Stated problem: Make an exact copy of the data below, leaving out every picture.

*** Data entries ***

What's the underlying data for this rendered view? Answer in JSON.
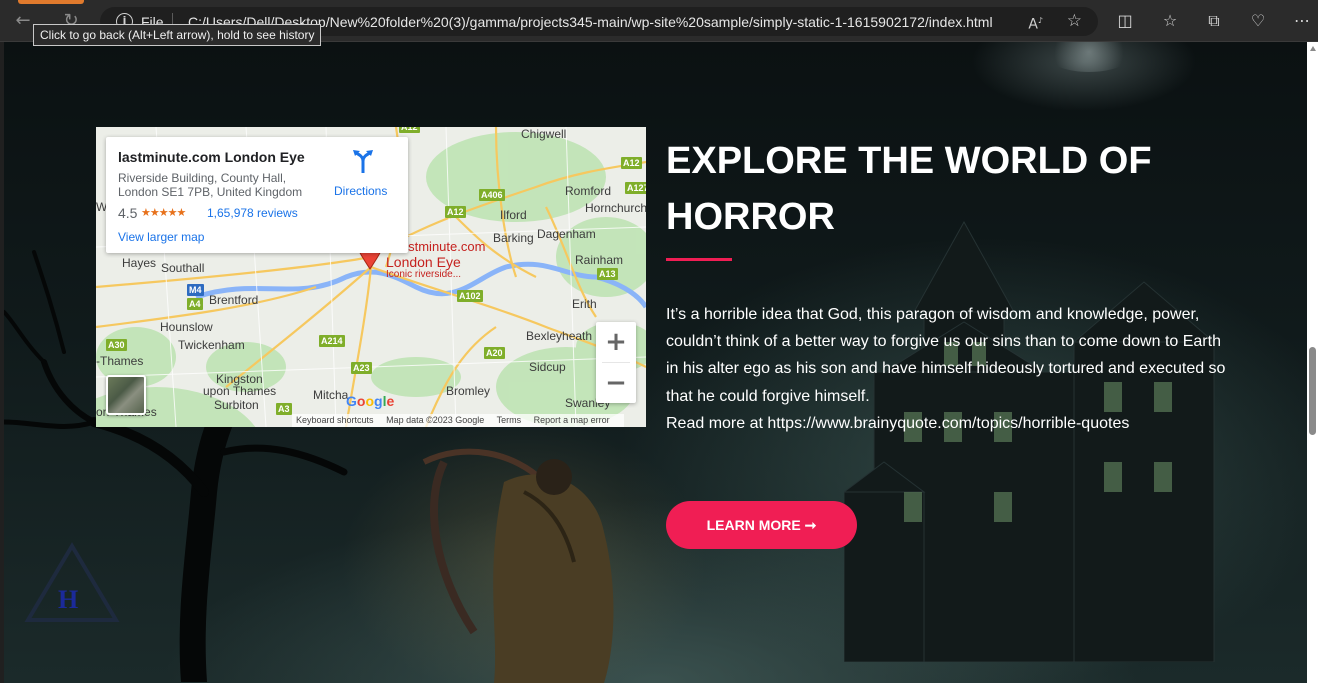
{
  "browser": {
    "scheme_label": "File",
    "url": "C:/Users/Dell/Desktop/New%20folder%20(3)/gamma/projects345-main/wp-site%20sample/simply-static-1-1615902172/index.html",
    "read_aloud_label": "A",
    "tooltip": "Click to go back (Alt+Left arrow), hold to see history",
    "icons": [
      "back-arrow-icon",
      "refresh-icon",
      "info-icon",
      "read-aloud-icon",
      "favorite-star-icon",
      "split-screen-icon",
      "favorites-icon",
      "collections-icon",
      "browser-essentials-icon",
      "more-icon"
    ]
  },
  "map": {
    "card": {
      "name": "lastminute.com London Eye",
      "address_line1": "Riverside Building, County Hall,",
      "address_line2": "London SE1 7PB, United Kingdom",
      "rating": "4.5",
      "stars": "★★★★★",
      "reviews": "1,65,978 reviews",
      "larger_map": "View larger map",
      "directions": "Directions"
    },
    "pin": {
      "line1": "lastminute.com",
      "line2": "London Eye",
      "line3": "Iconic riverside..."
    },
    "places": {
      "chigwell": "Chigwell",
      "romford": "Romford",
      "hornchurch": "Hornchurch",
      "ilford": "Ilford",
      "barking": "Barking",
      "dagenham": "Dagenham",
      "rainham": "Rainham",
      "erith": "Erith",
      "hayes": "Hayes",
      "southall": "Southall",
      "brentford": "Brentford",
      "hounslow": "Hounslow",
      "twickenham": "Twickenham",
      "kingston": "Kingston",
      "upon_thames": "upon Thames",
      "surbiton": "Surbiton",
      "thames_left": "-Thames",
      "on_thames": "on-Thames",
      "bexleyheath": "Bexleyheath",
      "sidcup": "Sidcup",
      "bromley": "Bromley",
      "mitcham": "Mitcha",
      "swanley": "Swanley",
      "wa": "Wa"
    },
    "roads": {
      "a12_top": "A12",
      "a127": "A127",
      "a406": "A406",
      "a12_mid": "A12",
      "a13": "A13",
      "a102": "A102",
      "m4": "M4",
      "a4": "A4",
      "a30": "A30",
      "a214": "A214",
      "a20": "A20",
      "a23": "A23",
      "a3": "A3"
    },
    "zoom_in": "+",
    "zoom_out": "−",
    "google_logo": "Google",
    "attribution": {
      "shortcuts": "Keyboard shortcuts",
      "data": "Map data ©2023 Google",
      "terms": "Terms",
      "report": "Report a map error"
    }
  },
  "hero": {
    "heading": "EXPLORE THE WORLD OF HORROR",
    "body": "It’s a horrible idea that God, this paragon of wisdom and knowledge, power, couldn’t think of a better way to forgive us our sins than to come down to Earth in his alter ego as his son and have himself hideously tortured and executed so that he could forgive himself.",
    "read_more": "Read more at https://www.brainyquote.com/topics/horrible-quotes",
    "cta_label": "LEARN MORE ➞",
    "accent_color": "#f01e54"
  }
}
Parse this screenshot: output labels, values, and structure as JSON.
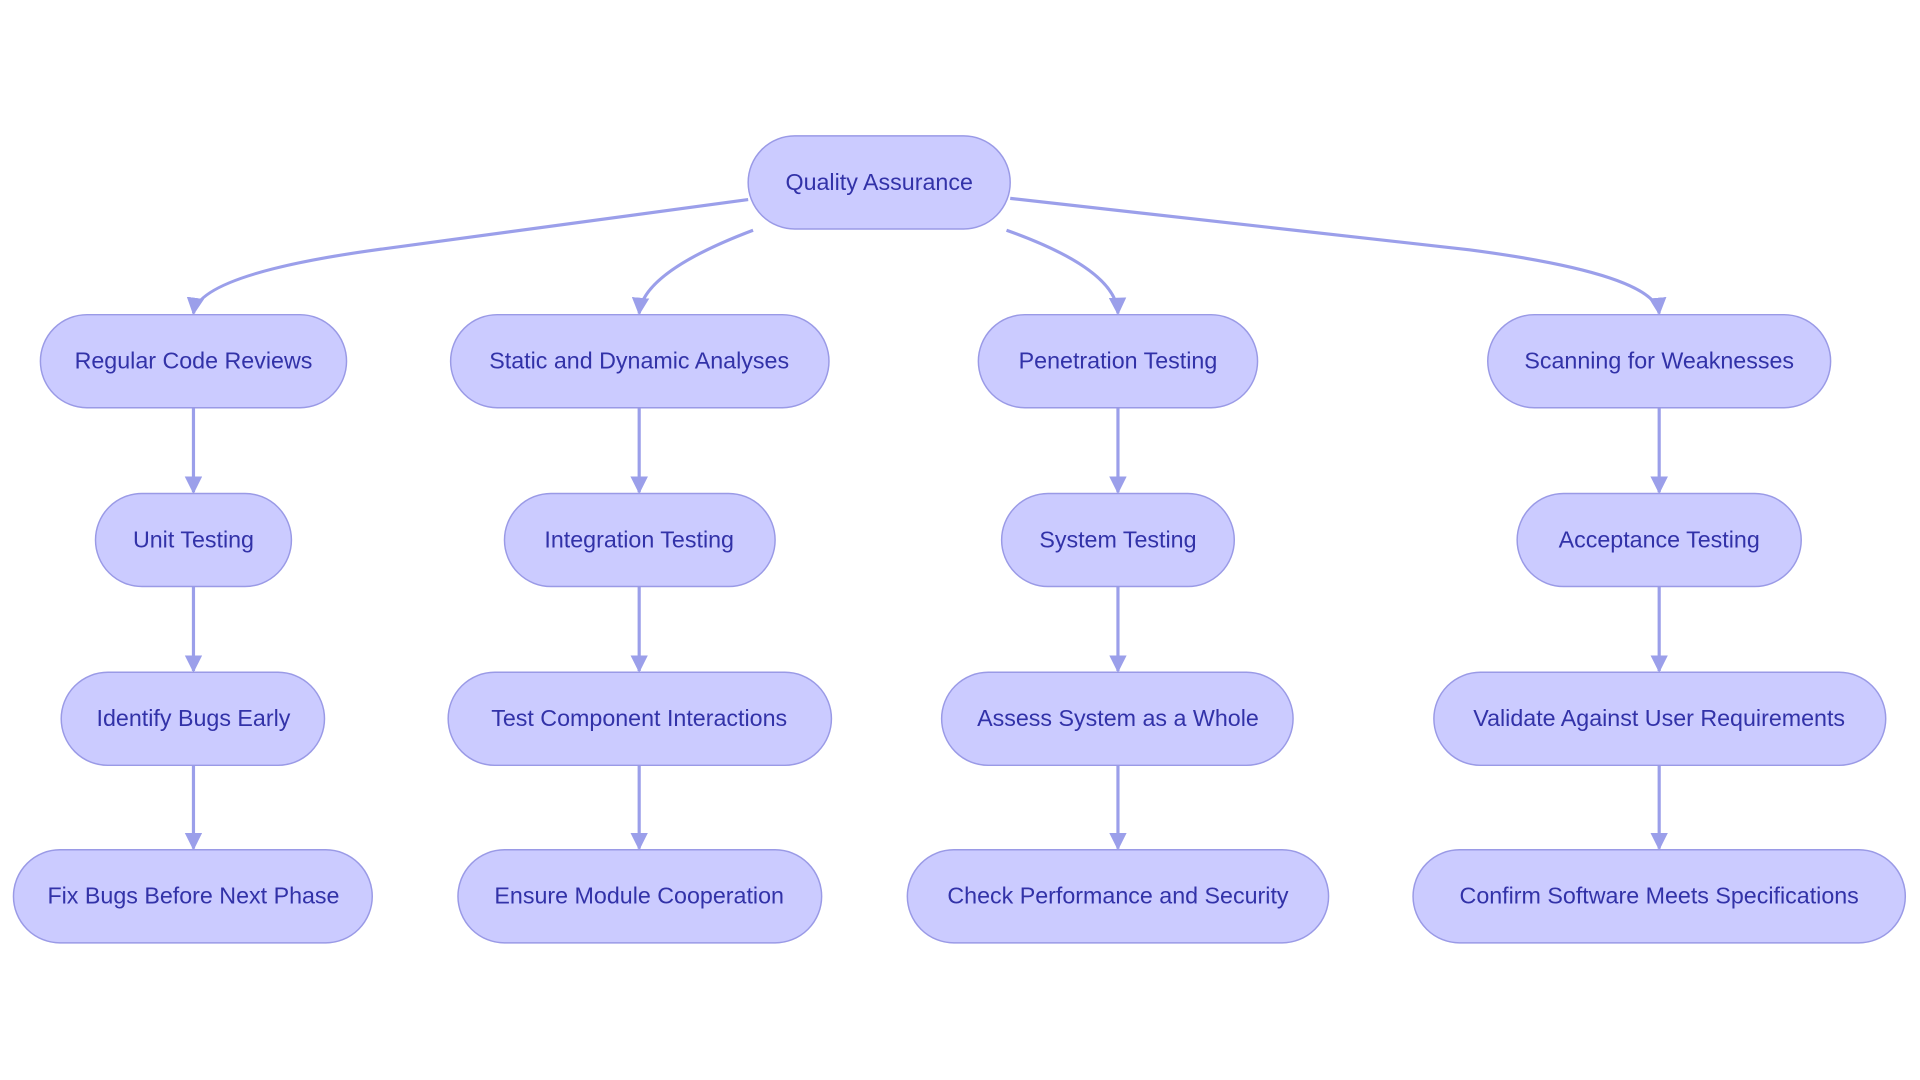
{
  "colors": {
    "node_fill": "#cbcbff",
    "node_stroke": "#9a9ae6",
    "edge": "#9b9fea",
    "text": "#3232a8"
  },
  "root": {
    "label": "Quality Assurance"
  },
  "branches": [
    {
      "label": "Regular Code Reviews",
      "children": [
        "Unit Testing",
        "Identify Bugs Early",
        "Fix Bugs Before Next Phase"
      ]
    },
    {
      "label": "Static and Dynamic Analyses",
      "children": [
        "Integration Testing",
        "Test Component Interactions",
        "Ensure Module Cooperation"
      ]
    },
    {
      "label": "Penetration Testing",
      "children": [
        "System Testing",
        "Assess System as a Whole",
        "Check Performance and Security"
      ]
    },
    {
      "label": "Scanning for Weaknesses",
      "children": [
        "Acceptance Testing",
        "Validate Against User Requirements",
        "Confirm Software Meets Specifications"
      ]
    }
  ]
}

***

Right answer:
What's the underlying data for this rendered view? Answer in JSON.
{
  "browser": {
    "scheme_label": "File",
    "url": "C:/Users/Dell/Desktop/New%20folder%20(3)/gamma/projects345-main/wp-site%20sample/simply-static-1-1615902172/index.html",
    "read_aloud_label": "A",
    "tooltip": "Click to go back (Alt+Left arrow), hold to see history",
    "icons": [
      "back-arrow-icon",
      "refresh-icon",
      "info-icon",
      "read-aloud-icon",
      "favorite-star-icon",
      "split-screen-icon",
      "favorites-icon",
      "collections-icon",
      "browser-essentials-icon",
      "more-icon"
    ]
  },
  "map": {
    "card": {
      "name": "lastminute.com London Eye",
      "address_line1": "Riverside Building, County Hall,",
      "address_line2": "London SE1 7PB, United Kingdom",
      "rating": "4.5",
      "stars": "★★★★★",
      "reviews": "1,65,978 reviews",
      "larger_map": "View larger map",
      "directions": "Directions"
    },
    "pin": {
      "line1": "lastminute.com",
      "line2": "London Eye",
      "line3": "Iconic riverside..."
    },
    "places": {
      "chigwell": "Chigwell",
      "romford": "Romford",
      "hornchurch": "Hornchurch",
      "ilford": "Ilford",
      "barking": "Barking",
      "dagenham": "Dagenham",
      "rainham": "Rainham",
      "erith": "Erith",
      "hayes": "Hayes",
      "southall": "Southall",
      "brentford": "Brentford",
      "hounslow": "Hounslow",
      "twickenham": "Twickenham",
      "kingston": "Kingston",
      "upon_thames": "upon Thames",
      "surbiton": "Surbiton",
      "thames_left": "-Thames",
      "on_thames": "on-Thames",
      "bexleyheath": "Bexleyheath",
      "sidcup": "Sidcup",
      "bromley": "Bromley",
      "mitcham": "Mitcha",
      "swanley": "Swanley",
      "wa": "Wa"
    },
    "roads": {
      "a12_top": "A12",
      "a127": "A127",
      "a406": "A406",
      "a12_mid": "A12",
      "a13": "A13",
      "a102": "A102",
      "m4": "M4",
      "a4": "A4",
      "a30": "A30",
      "a214": "A214",
      "a20": "A20",
      "a23": "A23",
      "a3": "A3"
    },
    "zoom_in": "+",
    "zoom_out": "−",
    "google_logo": "Google",
    "attribution": {
      "shortcuts": "Keyboard shortcuts",
      "data": "Map data ©2023 Google",
      "terms": "Terms",
      "report": "Report a map error"
    }
  },
  "hero": {
    "heading": "EXPLORE THE WORLD OF HORROR",
    "body": "It’s a horrible idea that God, this paragon of wisdom and knowledge, power, couldn’t think of a better way to forgive us our sins than to come down to Earth in his alter ego as his son and have himself hideously tortured and executed so that he could forgive himself.",
    "read_more": "Read more at https://www.brainyquote.com/topics/horrible-quotes",
    "cta_label": "LEARN MORE ➞",
    "accent_color": "#f01e54"
  }
}
Parse this screenshot: output labels, values, and structure as JSON.
{
  "colors": {
    "node_fill": "#cbcbff",
    "node_stroke": "#9a9ae6",
    "edge": "#9b9fea",
    "text": "#3232a8"
  },
  "root": {
    "label": "Quality Assurance"
  },
  "branches": [
    {
      "label": "Regular Code Reviews",
      "children": [
        "Unit Testing",
        "Identify Bugs Early",
        "Fix Bugs Before Next Phase"
      ]
    },
    {
      "label": "Static and Dynamic Analyses",
      "children": [
        "Integration Testing",
        "Test Component Interactions",
        "Ensure Module Cooperation"
      ]
    },
    {
      "label": "Penetration Testing",
      "children": [
        "System Testing",
        "Assess System as a Whole",
        "Check Performance and Security"
      ]
    },
    {
      "label": "Scanning for Weaknesses",
      "children": [
        "Acceptance Testing",
        "Validate Against User Requirements",
        "Confirm Software Meets Specifications"
      ]
    }
  ]
}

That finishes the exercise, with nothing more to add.